Exercise details
Locate each line containing the string "JSON" and copy it out.
_ _ _ _
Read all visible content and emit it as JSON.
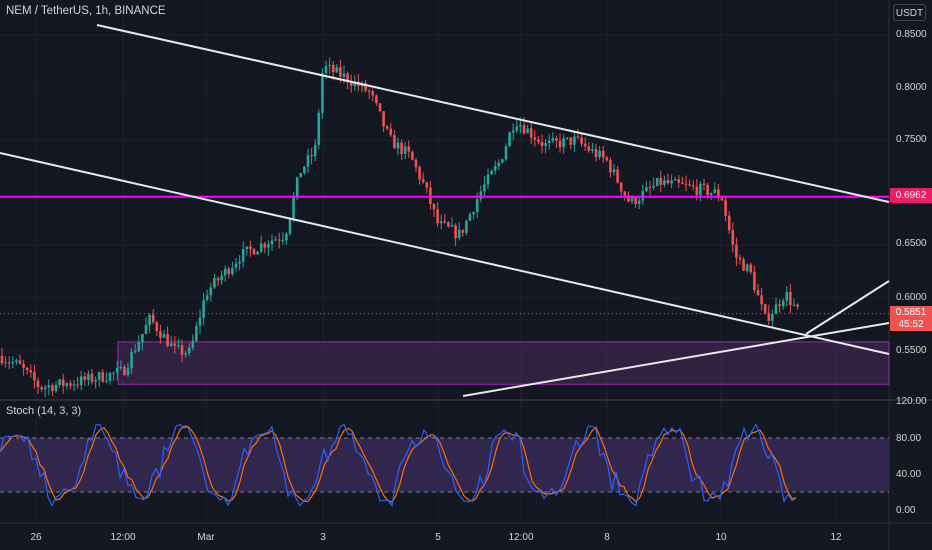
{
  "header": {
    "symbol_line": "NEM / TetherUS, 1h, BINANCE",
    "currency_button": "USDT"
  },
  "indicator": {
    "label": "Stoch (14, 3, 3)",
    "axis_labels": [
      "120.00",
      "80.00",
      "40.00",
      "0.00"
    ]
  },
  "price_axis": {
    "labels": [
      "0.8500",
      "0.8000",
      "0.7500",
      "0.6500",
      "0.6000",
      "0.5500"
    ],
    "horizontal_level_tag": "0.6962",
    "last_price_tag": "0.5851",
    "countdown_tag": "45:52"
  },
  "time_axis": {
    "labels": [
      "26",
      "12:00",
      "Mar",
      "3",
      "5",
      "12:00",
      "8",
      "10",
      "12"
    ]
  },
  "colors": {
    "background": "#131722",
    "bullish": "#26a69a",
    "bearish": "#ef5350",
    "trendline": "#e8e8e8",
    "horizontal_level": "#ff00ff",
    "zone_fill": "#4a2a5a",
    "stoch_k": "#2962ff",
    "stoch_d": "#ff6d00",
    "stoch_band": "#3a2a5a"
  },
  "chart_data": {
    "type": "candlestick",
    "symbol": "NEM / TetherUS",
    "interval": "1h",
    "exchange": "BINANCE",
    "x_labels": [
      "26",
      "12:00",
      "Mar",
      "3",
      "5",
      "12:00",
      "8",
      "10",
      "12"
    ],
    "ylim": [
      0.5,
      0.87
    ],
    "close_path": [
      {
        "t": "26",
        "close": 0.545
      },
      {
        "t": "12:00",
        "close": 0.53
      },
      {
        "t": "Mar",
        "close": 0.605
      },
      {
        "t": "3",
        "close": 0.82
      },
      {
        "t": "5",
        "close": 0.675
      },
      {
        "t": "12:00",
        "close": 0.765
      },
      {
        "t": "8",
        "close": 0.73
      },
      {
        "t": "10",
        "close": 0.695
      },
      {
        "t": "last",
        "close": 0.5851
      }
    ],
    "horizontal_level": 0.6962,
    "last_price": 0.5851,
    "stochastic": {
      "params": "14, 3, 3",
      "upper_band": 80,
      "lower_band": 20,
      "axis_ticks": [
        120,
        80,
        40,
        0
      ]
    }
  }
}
_ _ _ _
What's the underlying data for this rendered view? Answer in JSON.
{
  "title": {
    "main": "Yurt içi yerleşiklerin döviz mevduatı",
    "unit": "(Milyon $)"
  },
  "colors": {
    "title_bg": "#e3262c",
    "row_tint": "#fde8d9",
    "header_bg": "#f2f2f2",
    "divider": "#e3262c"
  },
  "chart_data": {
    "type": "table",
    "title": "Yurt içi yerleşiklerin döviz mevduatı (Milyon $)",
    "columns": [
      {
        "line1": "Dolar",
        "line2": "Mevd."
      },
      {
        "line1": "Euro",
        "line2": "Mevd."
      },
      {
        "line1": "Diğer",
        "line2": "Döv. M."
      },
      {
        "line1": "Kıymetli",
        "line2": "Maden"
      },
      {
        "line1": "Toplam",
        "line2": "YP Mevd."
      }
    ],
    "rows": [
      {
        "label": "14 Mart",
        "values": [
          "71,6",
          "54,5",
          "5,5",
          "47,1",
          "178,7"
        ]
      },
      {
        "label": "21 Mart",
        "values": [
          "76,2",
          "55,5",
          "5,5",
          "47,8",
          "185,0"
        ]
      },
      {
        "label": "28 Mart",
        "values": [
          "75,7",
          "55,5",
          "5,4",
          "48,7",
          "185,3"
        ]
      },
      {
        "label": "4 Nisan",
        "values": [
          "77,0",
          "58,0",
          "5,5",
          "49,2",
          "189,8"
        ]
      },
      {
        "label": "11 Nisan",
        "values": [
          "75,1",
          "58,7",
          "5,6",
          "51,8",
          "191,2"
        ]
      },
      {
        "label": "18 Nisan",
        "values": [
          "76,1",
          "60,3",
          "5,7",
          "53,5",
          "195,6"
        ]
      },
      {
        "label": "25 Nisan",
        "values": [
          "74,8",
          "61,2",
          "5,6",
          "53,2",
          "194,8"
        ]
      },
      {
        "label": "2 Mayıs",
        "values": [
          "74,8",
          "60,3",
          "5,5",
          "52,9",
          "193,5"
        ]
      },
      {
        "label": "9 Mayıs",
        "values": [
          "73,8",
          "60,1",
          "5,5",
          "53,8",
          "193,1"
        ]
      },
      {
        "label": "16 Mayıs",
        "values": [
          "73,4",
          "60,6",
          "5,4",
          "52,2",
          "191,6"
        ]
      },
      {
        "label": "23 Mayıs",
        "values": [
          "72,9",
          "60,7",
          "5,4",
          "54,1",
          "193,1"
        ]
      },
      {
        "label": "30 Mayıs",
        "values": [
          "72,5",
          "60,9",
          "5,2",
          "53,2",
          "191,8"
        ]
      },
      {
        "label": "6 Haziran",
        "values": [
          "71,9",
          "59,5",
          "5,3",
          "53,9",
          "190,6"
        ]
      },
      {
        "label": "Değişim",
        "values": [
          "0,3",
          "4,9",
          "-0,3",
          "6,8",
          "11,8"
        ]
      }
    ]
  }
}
_ _ _ _
Answer for the task
Read all visible content and emit it as JSON.
What's the underlying data for this rendered view? Answer in JSON.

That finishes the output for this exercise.